◆ TASK INSTRUCTIONS ◆
From the records, pick out and copy each line containing "this".

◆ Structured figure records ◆
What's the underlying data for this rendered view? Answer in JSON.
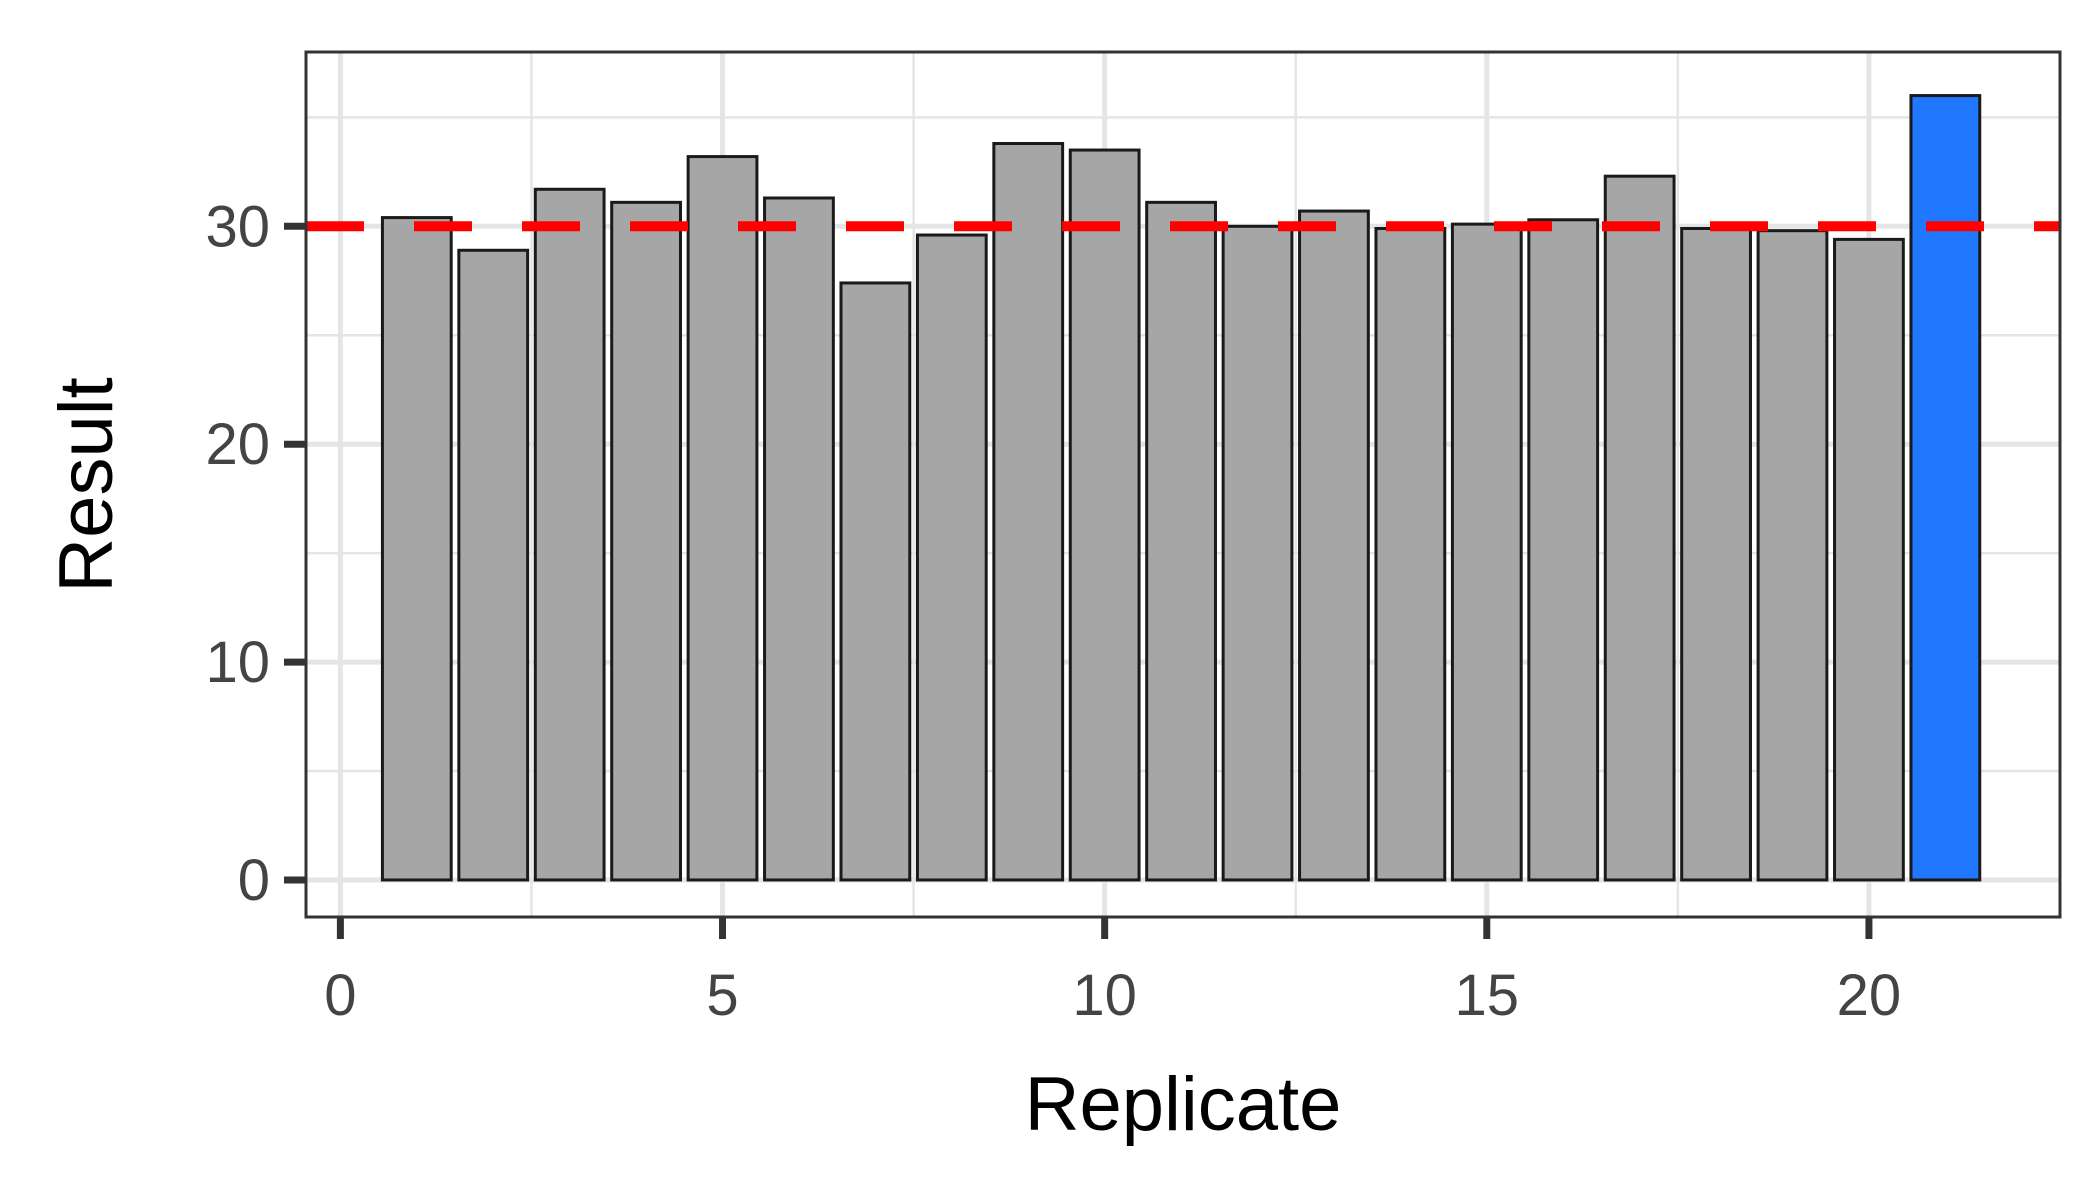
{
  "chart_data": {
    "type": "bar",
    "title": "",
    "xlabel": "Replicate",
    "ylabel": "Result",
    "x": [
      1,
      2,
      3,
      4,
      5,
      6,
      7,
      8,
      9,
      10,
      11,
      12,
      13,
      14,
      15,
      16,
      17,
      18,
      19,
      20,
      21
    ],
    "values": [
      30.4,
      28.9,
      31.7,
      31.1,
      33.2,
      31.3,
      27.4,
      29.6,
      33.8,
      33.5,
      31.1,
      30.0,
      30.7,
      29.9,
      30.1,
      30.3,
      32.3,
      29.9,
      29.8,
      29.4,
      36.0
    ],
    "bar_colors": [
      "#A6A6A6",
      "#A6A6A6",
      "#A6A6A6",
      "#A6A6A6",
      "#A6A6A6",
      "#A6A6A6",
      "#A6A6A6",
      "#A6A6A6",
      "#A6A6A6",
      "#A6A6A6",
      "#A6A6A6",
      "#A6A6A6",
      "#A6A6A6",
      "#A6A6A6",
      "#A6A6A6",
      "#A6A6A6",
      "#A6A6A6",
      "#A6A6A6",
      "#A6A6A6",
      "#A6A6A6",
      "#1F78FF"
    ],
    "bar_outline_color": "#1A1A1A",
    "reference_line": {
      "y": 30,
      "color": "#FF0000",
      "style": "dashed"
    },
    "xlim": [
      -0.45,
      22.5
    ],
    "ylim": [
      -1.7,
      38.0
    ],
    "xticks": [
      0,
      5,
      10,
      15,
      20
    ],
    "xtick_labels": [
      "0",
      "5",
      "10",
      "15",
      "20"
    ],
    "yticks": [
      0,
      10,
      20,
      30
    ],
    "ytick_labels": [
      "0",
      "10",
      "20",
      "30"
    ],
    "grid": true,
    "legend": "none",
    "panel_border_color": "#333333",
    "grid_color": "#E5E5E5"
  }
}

==

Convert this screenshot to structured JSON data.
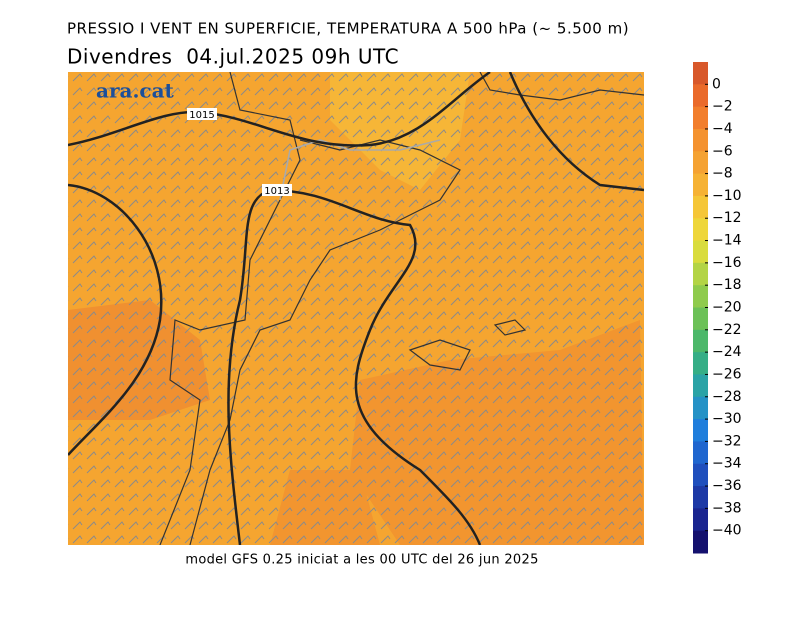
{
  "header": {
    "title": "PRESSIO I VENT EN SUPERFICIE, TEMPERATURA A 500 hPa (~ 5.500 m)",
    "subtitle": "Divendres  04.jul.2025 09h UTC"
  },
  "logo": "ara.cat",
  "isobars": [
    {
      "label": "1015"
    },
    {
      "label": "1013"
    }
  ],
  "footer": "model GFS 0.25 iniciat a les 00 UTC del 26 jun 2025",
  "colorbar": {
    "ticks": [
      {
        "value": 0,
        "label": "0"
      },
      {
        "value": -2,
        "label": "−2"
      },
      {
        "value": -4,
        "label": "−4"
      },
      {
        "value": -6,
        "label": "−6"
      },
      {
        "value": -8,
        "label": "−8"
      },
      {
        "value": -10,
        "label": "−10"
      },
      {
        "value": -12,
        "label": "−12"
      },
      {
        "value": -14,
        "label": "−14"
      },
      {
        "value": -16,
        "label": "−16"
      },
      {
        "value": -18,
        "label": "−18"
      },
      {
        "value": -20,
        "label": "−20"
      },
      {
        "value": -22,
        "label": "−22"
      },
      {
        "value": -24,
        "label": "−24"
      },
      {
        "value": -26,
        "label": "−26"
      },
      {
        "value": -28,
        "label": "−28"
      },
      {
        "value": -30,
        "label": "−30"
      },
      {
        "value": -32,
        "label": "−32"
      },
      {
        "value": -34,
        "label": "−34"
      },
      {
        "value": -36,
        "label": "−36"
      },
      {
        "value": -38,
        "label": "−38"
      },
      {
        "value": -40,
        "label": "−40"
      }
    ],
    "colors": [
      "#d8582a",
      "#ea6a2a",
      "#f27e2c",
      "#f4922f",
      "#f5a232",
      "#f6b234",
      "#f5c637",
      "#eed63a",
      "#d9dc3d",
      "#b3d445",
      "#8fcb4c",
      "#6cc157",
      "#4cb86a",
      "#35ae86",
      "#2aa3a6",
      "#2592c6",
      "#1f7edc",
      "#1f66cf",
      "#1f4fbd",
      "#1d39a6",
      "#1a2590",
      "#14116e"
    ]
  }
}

---

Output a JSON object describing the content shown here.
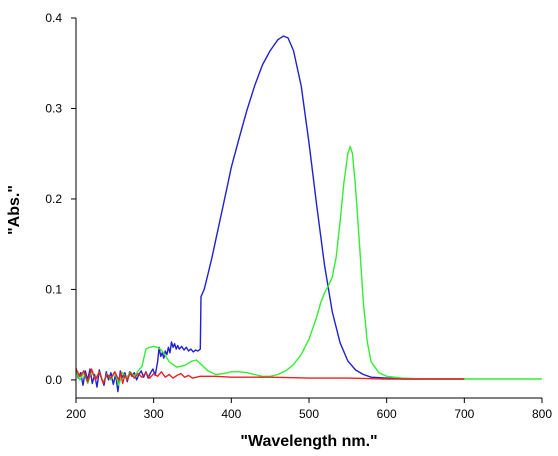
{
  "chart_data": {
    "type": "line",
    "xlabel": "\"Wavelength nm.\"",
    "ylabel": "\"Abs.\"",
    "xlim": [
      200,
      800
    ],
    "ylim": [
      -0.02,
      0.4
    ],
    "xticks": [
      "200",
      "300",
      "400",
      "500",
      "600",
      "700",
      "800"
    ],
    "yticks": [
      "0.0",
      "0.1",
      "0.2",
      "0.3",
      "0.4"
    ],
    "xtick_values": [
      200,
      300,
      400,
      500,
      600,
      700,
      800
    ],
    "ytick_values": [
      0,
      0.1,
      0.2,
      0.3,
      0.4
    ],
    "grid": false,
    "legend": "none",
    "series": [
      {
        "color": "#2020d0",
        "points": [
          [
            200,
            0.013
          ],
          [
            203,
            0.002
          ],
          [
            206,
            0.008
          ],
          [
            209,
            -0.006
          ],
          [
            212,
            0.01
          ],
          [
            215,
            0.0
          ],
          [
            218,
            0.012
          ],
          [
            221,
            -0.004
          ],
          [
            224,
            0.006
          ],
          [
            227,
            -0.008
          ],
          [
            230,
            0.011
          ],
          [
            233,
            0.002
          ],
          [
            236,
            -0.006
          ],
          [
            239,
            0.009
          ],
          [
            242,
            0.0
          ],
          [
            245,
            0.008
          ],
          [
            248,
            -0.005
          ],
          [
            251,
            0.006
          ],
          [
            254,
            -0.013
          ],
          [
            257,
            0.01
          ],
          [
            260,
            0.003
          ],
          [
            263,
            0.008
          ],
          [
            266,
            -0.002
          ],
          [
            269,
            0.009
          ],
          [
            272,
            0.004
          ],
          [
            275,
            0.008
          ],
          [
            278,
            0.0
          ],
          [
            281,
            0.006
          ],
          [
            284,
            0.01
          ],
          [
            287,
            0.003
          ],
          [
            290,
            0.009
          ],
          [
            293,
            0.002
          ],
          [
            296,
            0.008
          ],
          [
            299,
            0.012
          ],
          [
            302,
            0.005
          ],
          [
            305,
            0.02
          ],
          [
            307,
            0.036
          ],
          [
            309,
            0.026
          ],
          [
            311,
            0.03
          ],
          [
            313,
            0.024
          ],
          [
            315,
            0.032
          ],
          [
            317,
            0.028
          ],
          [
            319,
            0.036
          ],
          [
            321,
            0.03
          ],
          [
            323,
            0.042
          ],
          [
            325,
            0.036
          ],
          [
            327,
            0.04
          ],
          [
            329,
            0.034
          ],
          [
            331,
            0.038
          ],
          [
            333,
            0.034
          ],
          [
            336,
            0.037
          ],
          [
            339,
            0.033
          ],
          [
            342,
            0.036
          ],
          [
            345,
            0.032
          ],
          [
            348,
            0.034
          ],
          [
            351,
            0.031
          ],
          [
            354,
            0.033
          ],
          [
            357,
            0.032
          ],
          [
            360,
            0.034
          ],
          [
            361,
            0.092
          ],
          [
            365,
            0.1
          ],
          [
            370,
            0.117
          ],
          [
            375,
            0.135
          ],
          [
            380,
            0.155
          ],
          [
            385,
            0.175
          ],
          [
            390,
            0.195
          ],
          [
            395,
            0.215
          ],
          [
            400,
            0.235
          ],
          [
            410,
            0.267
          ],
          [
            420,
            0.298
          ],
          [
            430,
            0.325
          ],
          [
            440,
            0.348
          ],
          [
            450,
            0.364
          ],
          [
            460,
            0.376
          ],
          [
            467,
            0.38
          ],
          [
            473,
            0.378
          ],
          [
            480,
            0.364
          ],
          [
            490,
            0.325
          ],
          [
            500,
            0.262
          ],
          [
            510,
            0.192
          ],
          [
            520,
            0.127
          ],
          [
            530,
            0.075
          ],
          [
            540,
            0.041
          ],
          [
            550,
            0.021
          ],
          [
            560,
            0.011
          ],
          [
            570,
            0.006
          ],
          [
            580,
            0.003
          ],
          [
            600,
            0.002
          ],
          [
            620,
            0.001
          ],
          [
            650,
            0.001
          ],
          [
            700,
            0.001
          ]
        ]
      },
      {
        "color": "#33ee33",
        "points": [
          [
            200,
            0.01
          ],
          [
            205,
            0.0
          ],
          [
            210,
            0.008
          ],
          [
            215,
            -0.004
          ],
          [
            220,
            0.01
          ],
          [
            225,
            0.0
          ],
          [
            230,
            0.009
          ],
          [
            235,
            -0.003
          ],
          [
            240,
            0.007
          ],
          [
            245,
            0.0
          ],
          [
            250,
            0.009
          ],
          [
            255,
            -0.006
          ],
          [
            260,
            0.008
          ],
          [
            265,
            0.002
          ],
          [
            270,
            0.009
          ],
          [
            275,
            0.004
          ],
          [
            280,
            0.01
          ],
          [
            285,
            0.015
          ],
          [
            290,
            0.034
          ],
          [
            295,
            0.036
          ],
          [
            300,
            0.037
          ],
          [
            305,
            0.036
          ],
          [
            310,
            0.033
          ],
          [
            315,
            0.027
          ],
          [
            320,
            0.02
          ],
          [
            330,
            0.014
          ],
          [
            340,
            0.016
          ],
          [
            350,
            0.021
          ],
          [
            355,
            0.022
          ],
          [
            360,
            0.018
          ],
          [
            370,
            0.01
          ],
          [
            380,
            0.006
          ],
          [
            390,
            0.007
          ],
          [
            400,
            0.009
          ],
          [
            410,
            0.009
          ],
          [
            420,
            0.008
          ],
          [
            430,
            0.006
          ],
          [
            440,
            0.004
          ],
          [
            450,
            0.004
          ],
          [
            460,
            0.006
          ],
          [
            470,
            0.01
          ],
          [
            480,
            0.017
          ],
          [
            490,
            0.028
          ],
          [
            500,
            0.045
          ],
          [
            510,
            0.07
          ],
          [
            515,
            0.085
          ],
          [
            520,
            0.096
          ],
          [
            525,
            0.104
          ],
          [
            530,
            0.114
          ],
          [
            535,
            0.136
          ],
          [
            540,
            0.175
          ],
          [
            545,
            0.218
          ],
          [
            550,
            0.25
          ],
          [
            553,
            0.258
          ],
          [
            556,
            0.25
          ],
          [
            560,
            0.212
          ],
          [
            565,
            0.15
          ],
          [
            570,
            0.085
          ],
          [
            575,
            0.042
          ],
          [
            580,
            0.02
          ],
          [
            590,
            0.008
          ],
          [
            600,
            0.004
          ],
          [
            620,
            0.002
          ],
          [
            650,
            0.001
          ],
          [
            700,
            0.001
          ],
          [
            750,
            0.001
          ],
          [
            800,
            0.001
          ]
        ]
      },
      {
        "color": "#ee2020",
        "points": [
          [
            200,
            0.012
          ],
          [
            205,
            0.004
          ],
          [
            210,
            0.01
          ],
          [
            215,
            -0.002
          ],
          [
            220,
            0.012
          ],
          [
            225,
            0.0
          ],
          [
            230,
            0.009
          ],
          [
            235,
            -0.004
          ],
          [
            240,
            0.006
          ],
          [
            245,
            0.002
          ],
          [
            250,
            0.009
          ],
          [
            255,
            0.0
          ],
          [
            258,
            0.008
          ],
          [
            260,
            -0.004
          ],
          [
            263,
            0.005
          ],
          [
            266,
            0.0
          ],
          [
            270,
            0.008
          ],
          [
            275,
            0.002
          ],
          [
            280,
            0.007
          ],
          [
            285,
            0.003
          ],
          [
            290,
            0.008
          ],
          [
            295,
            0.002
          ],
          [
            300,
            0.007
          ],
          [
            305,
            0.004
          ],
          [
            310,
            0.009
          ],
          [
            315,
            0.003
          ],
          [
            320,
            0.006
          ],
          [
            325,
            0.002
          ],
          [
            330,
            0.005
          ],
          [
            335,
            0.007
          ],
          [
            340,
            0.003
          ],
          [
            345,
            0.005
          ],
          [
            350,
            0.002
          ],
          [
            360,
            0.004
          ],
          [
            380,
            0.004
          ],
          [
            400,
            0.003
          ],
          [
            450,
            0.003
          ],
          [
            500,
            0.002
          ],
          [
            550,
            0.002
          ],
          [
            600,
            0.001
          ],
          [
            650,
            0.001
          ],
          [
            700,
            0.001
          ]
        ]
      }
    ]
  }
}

◆ RESPONSE TO THE EXERCISE ◆
What's the underlying data for this rendered view? Answer in JSON.
Convert this screenshot to structured JSON data.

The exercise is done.